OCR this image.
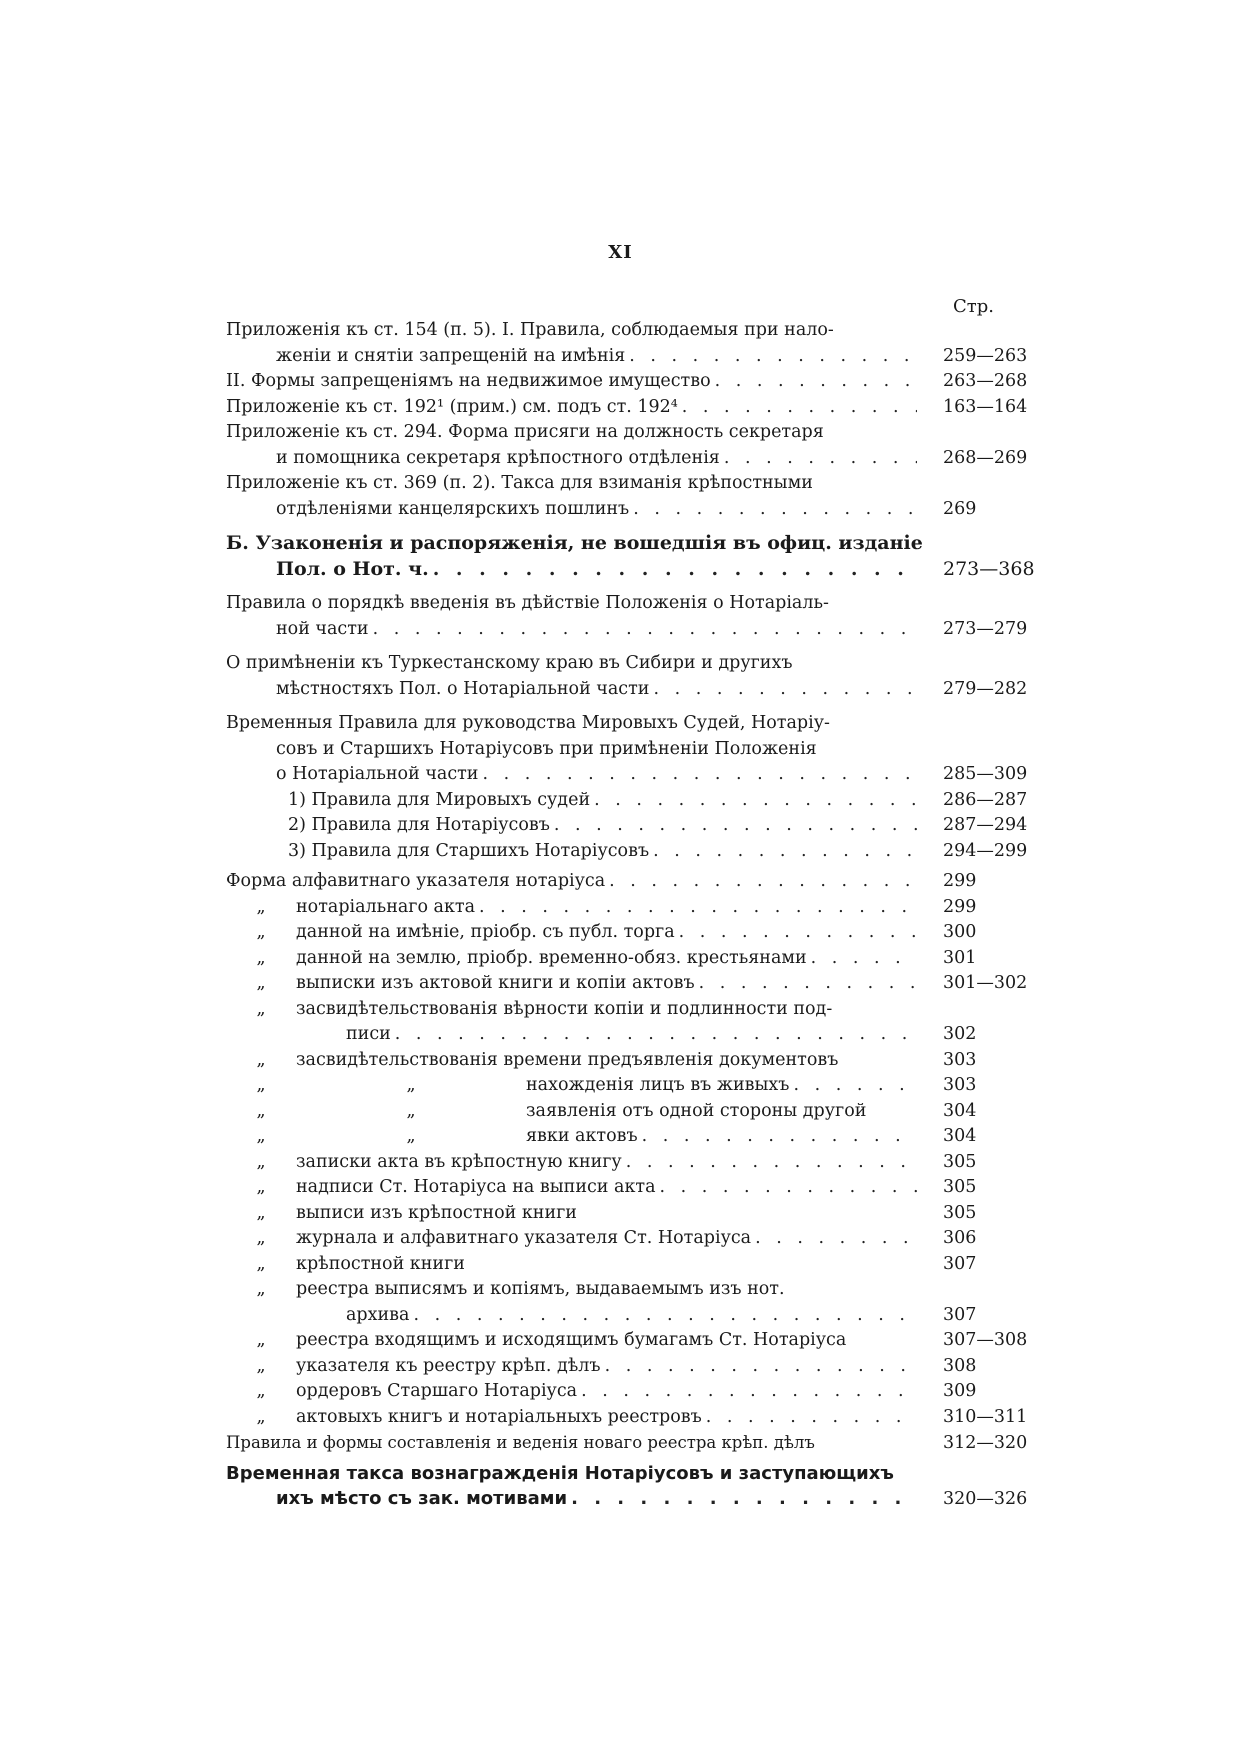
XI
Стр.
Приложенія къ ст. 154 (п. 5). I. Правила, соблюдаемыя при нало-
женіи и снятіи запрещеній на имѣнія . . .	259—263
II. Формы запрещеніямъ на недвижимое имущество . . .	263—268
Приложеніе къ ст. 192¹ (прим.) см. подъ ст. 192⁴ . . .	163—164
Приложеніе къ ст. 294. Форма присяги на должность секретаря
и помощника секретаря крѣпостного отдѣленія . . .	268—269
Приложеніе къ ст. 369 (п. 2). Такса для взиманія крѣпостными
отдѣленіями канцелярскихъ пошлинъ . . .	269
Б. Узаконенія и распоряженія, не вошедшія въ офиц. изданіе
Пол. о Нот. ч. . . .	273—368
Правила о порядкѣ введенія въ дѣйствіе Положенія о Нотаріаль-
ной части . . .	273—279
О примѣненіи къ Туркестанскому краю въ Сибири и другихъ
мѣстностяхъ Пол. о Нотаріальной части . . .	279—282
Временныя Правила для руководства Мировыхъ Судей, Нотаріу-
совъ и Старшихъ Нотаріусовъ при примѣненіи Положенія
о Нотаріальной части . . .	285—309
1) Правила для Мировыхъ судей . . .	286—287
2) Правила для Нотаріусовъ . . .	287—294
3) Правила для Старшихъ Нотаріусовъ . . .	294—299
Форма алфавитнаго указателя нотаріуса . . .	299
„	нотаріальнаго акта . . .	299
„	данной на имѣніе, пріобр. съ публ. торга . . .	300
„	данной на землю, пріобр. временно-обяз. крестьянами . . .	301
„	выписки изъ актовой книги и копіи актовъ . . .	301—302
„	засвидѣтельствованія вѣрности копіи и подлинности под-
писи . . .	302
„	засвидѣтельствованія времени предъявленія документовъ	303
„	„	нахожденія лицъ въ живыхъ . . .	303
„	„	заявленія отъ одной стороны другой	304
„	„	явки актовъ . . .	304
„	записки акта въ крѣпостную книгу . . .	305
„	надписи Ст. Нотаріуса на выписи акта . . .	305
„	выписи изъ крѣпостной книги	305
„	журнала и алфавитнаго указателя Ст. Нотаріуса . . .	306
„	крѣпостной книги	307
„	реестра выписямъ и копіямъ, выдаваемымъ изъ нот.
архива . . .	307
„	реестра входящимъ и исходящимъ бумагамъ Ст. Нотаріуса	307—308
„	указателя къ реестру крѣп. дѣлъ . . .	308
„	ордеровъ Старшаго Нотаріуса . . .	309
„	актовыхъ книгъ и нотаріальныхъ реестровъ . . .	310—311
Правила и формы составленія и веденія новаго реестра крѣп. дѣлъ	312—320
Временная такса вознагражденія Нотаріусовъ и заступающихъ
ихъ мѣсто съ зак. мотивами . . .	320—326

§ Work required
Each line above that includes "книги" should be shown.

§ Exercise solution
„	выписки изъ актовой книги и копіи актовъ . . .	301—302
„	выписи изъ крѣпостной книги	305
„	крѣпостной книги	307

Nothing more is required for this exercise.